* Aim of the task: Gather the lines from the material that contain "title".

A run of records
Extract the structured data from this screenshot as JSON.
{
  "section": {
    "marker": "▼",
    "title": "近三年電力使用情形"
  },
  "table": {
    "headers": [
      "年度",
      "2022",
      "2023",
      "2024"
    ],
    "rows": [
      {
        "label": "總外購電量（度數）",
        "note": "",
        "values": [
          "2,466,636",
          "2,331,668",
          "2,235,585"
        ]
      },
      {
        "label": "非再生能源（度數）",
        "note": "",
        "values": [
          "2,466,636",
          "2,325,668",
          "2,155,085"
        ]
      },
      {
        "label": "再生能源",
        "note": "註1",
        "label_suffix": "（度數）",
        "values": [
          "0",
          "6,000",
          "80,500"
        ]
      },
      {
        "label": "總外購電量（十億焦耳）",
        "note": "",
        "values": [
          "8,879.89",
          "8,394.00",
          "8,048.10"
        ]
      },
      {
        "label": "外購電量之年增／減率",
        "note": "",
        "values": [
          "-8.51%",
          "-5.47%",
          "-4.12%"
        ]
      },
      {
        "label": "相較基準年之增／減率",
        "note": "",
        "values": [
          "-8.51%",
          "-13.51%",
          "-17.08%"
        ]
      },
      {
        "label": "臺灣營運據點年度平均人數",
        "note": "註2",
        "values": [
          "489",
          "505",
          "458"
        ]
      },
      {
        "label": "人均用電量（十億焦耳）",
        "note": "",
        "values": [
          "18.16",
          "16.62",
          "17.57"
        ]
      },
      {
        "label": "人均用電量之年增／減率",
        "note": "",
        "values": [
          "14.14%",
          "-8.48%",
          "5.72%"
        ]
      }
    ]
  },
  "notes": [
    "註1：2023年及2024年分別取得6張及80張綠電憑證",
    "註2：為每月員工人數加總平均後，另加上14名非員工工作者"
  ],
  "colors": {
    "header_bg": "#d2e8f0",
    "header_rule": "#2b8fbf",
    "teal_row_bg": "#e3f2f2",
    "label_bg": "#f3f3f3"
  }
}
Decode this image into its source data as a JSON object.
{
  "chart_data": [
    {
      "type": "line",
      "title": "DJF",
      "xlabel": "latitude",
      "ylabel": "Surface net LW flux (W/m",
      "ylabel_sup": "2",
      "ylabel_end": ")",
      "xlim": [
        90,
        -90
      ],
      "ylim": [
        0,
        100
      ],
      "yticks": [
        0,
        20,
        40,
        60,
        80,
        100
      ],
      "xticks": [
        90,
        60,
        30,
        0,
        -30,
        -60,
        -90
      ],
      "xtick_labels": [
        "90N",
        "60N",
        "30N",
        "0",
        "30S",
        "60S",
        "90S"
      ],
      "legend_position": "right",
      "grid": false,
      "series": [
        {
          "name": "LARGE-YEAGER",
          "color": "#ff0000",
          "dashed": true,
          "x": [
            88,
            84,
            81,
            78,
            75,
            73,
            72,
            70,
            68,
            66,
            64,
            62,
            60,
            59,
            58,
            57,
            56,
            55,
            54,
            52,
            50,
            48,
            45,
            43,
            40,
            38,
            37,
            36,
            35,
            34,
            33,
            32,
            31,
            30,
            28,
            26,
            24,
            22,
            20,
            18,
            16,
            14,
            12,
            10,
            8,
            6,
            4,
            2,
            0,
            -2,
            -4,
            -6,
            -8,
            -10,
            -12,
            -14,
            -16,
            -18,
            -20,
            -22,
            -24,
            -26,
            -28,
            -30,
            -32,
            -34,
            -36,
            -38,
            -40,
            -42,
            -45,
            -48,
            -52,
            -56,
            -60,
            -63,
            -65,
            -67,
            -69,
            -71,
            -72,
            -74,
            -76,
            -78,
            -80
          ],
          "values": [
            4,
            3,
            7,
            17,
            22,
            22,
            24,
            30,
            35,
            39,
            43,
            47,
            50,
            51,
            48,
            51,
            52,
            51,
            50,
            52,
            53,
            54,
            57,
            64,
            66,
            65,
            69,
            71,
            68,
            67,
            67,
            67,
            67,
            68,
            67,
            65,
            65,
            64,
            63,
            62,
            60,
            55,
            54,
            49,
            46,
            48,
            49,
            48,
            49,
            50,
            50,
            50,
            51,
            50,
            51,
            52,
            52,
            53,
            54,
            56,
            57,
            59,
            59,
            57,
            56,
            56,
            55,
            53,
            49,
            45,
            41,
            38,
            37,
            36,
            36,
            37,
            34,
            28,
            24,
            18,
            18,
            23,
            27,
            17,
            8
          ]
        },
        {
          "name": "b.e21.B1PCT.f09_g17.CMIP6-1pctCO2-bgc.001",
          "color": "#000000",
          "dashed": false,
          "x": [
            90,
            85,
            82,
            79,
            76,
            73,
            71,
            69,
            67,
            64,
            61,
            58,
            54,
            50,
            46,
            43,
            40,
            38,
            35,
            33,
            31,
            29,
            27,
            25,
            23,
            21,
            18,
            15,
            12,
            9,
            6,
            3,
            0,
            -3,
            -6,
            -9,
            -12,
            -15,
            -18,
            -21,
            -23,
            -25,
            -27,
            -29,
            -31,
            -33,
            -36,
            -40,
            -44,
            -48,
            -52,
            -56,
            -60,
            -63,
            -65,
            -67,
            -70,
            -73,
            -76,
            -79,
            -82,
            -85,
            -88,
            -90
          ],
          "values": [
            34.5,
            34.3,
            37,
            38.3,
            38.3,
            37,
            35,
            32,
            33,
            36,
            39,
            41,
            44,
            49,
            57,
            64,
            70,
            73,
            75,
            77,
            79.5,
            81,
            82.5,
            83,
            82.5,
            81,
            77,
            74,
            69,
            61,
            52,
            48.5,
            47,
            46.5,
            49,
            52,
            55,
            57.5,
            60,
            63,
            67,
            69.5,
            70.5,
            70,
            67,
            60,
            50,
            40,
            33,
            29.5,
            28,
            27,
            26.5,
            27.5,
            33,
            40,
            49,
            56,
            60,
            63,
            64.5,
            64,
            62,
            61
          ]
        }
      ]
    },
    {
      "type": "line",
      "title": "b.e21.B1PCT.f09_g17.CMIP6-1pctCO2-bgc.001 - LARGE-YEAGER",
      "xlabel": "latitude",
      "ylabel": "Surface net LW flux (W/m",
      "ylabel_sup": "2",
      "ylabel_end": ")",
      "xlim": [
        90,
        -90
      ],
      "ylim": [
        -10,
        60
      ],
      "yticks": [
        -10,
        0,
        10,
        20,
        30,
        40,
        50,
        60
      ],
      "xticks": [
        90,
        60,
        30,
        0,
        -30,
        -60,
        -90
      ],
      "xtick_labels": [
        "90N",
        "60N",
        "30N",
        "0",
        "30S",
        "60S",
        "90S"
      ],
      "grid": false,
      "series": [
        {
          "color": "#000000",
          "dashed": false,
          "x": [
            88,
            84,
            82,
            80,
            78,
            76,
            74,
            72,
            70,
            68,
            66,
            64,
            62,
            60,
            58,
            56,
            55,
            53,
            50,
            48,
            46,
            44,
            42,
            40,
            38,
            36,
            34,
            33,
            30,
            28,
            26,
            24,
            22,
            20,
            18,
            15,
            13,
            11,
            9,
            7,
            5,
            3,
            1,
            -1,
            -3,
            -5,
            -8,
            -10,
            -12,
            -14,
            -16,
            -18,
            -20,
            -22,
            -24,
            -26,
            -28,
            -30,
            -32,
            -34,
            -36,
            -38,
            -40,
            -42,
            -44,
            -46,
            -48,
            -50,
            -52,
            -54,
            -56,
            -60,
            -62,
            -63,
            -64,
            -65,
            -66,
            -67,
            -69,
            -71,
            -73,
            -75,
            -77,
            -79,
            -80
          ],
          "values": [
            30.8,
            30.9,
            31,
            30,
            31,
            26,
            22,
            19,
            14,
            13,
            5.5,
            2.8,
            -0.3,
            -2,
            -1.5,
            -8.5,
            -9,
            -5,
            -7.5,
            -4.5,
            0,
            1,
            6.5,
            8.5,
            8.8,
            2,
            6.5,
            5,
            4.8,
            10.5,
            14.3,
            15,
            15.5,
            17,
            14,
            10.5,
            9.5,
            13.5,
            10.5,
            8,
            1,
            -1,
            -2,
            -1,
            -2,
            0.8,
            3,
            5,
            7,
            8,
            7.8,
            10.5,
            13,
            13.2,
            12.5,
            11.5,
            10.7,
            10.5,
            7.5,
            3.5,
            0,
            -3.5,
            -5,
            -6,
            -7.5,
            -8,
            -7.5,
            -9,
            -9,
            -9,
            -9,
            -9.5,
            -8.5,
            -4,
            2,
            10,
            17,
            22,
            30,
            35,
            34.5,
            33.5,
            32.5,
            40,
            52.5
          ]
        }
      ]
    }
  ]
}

* Result of this task:
    "title": "近三年電力使用情形"
      "title": "DJF",
      "title": "b.e21.B1PCT.f09_g17.CMIP6-1pctCO2-bgc.001 - LARGE-YEAGER",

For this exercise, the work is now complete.